> **Task statement**:
Write out the complete material exactly as it stands.

Entries with figure data
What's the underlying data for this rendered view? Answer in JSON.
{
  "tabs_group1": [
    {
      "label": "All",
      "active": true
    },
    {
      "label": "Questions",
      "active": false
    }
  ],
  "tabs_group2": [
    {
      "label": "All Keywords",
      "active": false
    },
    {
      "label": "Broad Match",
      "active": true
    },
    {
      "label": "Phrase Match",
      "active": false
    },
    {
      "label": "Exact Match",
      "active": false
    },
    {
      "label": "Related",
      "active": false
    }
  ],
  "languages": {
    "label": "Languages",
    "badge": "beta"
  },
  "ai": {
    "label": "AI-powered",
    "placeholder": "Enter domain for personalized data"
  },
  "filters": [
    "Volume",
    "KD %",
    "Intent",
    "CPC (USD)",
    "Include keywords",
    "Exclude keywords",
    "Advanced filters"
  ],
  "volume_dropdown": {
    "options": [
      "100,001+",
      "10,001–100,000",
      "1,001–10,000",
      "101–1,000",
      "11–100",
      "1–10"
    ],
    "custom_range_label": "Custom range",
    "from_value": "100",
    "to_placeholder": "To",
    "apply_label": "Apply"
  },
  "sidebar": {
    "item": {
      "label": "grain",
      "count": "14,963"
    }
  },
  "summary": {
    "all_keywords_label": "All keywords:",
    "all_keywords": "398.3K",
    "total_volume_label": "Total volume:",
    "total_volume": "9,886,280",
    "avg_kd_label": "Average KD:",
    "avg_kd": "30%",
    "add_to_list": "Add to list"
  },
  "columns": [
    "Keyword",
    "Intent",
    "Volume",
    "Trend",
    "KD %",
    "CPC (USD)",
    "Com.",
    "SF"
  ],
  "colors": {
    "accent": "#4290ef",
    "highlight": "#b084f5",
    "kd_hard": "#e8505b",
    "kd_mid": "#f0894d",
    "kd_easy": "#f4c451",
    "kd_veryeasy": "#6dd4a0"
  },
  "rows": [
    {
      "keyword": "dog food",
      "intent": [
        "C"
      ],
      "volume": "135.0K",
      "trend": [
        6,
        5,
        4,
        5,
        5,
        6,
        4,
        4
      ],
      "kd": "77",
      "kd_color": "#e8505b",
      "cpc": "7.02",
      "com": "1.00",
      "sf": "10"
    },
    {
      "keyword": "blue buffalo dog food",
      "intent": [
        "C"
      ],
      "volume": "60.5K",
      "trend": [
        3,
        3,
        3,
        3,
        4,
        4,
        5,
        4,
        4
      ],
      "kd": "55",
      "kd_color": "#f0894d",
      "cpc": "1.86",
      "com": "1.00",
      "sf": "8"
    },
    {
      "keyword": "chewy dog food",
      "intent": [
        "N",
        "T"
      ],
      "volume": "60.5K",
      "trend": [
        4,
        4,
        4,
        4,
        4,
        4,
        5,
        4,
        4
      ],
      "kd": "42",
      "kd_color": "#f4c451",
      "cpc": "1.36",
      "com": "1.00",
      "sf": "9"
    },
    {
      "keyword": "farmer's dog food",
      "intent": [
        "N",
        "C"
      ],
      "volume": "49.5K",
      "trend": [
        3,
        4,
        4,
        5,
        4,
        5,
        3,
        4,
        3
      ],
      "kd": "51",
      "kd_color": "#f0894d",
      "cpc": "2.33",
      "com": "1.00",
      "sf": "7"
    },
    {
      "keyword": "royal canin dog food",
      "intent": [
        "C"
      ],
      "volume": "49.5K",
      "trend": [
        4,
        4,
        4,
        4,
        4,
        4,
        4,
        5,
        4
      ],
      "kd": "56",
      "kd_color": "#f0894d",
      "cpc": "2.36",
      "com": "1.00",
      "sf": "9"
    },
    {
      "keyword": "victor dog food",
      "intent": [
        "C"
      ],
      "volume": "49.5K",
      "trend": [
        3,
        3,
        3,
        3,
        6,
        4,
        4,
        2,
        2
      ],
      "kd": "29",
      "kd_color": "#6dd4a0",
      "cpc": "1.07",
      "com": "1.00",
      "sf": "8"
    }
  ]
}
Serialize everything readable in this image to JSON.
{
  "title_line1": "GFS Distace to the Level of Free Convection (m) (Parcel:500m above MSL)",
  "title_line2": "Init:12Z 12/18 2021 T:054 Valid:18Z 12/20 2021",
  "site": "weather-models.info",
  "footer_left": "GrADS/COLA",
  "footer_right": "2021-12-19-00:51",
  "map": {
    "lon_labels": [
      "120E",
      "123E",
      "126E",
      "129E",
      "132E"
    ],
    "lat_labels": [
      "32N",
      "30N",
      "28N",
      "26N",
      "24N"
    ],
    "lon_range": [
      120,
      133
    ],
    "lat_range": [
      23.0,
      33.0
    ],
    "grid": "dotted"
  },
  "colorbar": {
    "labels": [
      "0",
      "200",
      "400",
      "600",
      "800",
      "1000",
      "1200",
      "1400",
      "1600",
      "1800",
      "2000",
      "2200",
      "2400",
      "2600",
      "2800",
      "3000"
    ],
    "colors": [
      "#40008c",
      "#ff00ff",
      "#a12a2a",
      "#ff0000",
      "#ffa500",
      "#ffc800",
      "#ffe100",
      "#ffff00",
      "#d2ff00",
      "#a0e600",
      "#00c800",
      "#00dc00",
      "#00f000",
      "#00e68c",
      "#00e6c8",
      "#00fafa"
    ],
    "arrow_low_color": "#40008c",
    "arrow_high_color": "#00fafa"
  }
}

> **Completed task**:
What's the underlying data for this rendered view? Answer in JSON.
{
  "tabs_group1": [
    {
      "label": "All",
      "active": true
    },
    {
      "label": "Questions",
      "active": false
    }
  ],
  "tabs_group2": [
    {
      "label": "All Keywords",
      "active": false
    },
    {
      "label": "Broad Match",
      "active": true
    },
    {
      "label": "Phrase Match",
      "active": false
    },
    {
      "label": "Exact Match",
      "active": false
    },
    {
      "label": "Related",
      "active": false
    }
  ],
  "languages": {
    "label": "Languages",
    "badge": "beta"
  },
  "ai": {
    "label": "AI-powered",
    "placeholder": "Enter domain for personalized data"
  },
  "filters": [
    "Volume",
    "KD %",
    "Intent",
    "CPC (USD)",
    "Include keywords",
    "Exclude keywords",
    "Advanced filters"
  ],
  "volume_dropdown": {
    "options": [
      "100,001+",
      "10,001–100,000",
      "1,001–10,000",
      "101–1,000",
      "11–100",
      "1–10"
    ],
    "custom_range_label": "Custom range",
    "from_value": "100",
    "to_placeholder": "To",
    "apply_label": "Apply"
  },
  "sidebar": {
    "item": {
      "label": "grain",
      "count": "14,963"
    }
  },
  "summary": {
    "all_keywords_label": "All keywords:",
    "all_keywords": "398.3K",
    "total_volume_label": "Total volume:",
    "total_volume": "9,886,280",
    "avg_kd_label": "Average KD:",
    "avg_kd": "30%",
    "add_to_list": "Add to list"
  },
  "columns": [
    "Keyword",
    "Intent",
    "Volume",
    "Trend",
    "KD %",
    "CPC (USD)",
    "Com.",
    "SF"
  ],
  "colors": {
    "accent": "#4290ef",
    "highlight": "#b084f5",
    "kd_hard": "#e8505b",
    "kd_mid": "#f0894d",
    "kd_easy": "#f4c451",
    "kd_veryeasy": "#6dd4a0"
  },
  "rows": [
    {
      "keyword": "dog food",
      "intent": [
        "C"
      ],
      "volume": "135.0K",
      "trend": [
        6,
        5,
        4,
        5,
        5,
        6,
        4,
        4
      ],
      "kd": "77",
      "kd_color": "#e8505b",
      "cpc": "7.02",
      "com": "1.00",
      "sf": "10"
    },
    {
      "keyword": "blue buffalo dog food",
      "intent": [
        "C"
      ],
      "volume": "60.5K",
      "trend": [
        3,
        3,
        3,
        3,
        4,
        4,
        5,
        4,
        4
      ],
      "kd": "55",
      "kd_color": "#f0894d",
      "cpc": "1.86",
      "com": "1.00",
      "sf": "8"
    },
    {
      "keyword": "chewy dog food",
      "intent": [
        "N",
        "T"
      ],
      "volume": "60.5K",
      "trend": [
        4,
        4,
        4,
        4,
        4,
        4,
        5,
        4,
        4
      ],
      "kd": "42",
      "kd_color": "#f4c451",
      "cpc": "1.36",
      "com": "1.00",
      "sf": "9"
    },
    {
      "keyword": "farmer's dog food",
      "intent": [
        "N",
        "C"
      ],
      "volume": "49.5K",
      "trend": [
        3,
        4,
        4,
        5,
        4,
        5,
        3,
        4,
        3
      ],
      "kd": "51",
      "kd_color": "#f0894d",
      "cpc": "2.33",
      "com": "1.00",
      "sf": "7"
    },
    {
      "keyword": "royal canin dog food",
      "intent": [
        "C"
      ],
      "volume": "49.5K",
      "trend": [
        4,
        4,
        4,
        4,
        4,
        4,
        4,
        5,
        4
      ],
      "kd": "56",
      "kd_color": "#f0894d",
      "cpc": "2.36",
      "com": "1.00",
      "sf": "9"
    },
    {
      "keyword": "victor dog food",
      "intent": [
        "C"
      ],
      "volume": "49.5K",
      "trend": [
        3,
        3,
        3,
        3,
        6,
        4,
        4,
        2,
        2
      ],
      "kd": "29",
      "kd_color": "#6dd4a0",
      "cpc": "1.07",
      "com": "1.00",
      "sf": "8"
    }
  ]
}
Serialize everything readable in this image to JSON.
{
  "title_line1": "GFS Distace to the Level of Free Convection (m) (Parcel:500m above MSL)",
  "title_line2": "Init:12Z 12/18 2021 T:054 Valid:18Z 12/20 2021",
  "site": "weather-models.info",
  "footer_left": "GrADS/COLA",
  "footer_right": "2021-12-19-00:51",
  "map": {
    "lon_labels": [
      "120E",
      "123E",
      "126E",
      "129E",
      "132E"
    ],
    "lat_labels": [
      "32N",
      "30N",
      "28N",
      "26N",
      "24N"
    ],
    "lon_range": [
      120,
      133
    ],
    "lat_range": [
      23.0,
      33.0
    ],
    "grid": "dotted"
  },
  "colorbar": {
    "labels": [
      "0",
      "200",
      "400",
      "600",
      "800",
      "1000",
      "1200",
      "1400",
      "1600",
      "1800",
      "2000",
      "2200",
      "2400",
      "2600",
      "2800",
      "3000"
    ],
    "colors": [
      "#40008c",
      "#ff00ff",
      "#a12a2a",
      "#ff0000",
      "#ffa500",
      "#ffc800",
      "#ffe100",
      "#ffff00",
      "#d2ff00",
      "#a0e600",
      "#00c800",
      "#00dc00",
      "#00f000",
      "#00e68c",
      "#00e6c8",
      "#00fafa"
    ],
    "arrow_low_color": "#40008c",
    "arrow_high_color": "#00fafa"
  }
}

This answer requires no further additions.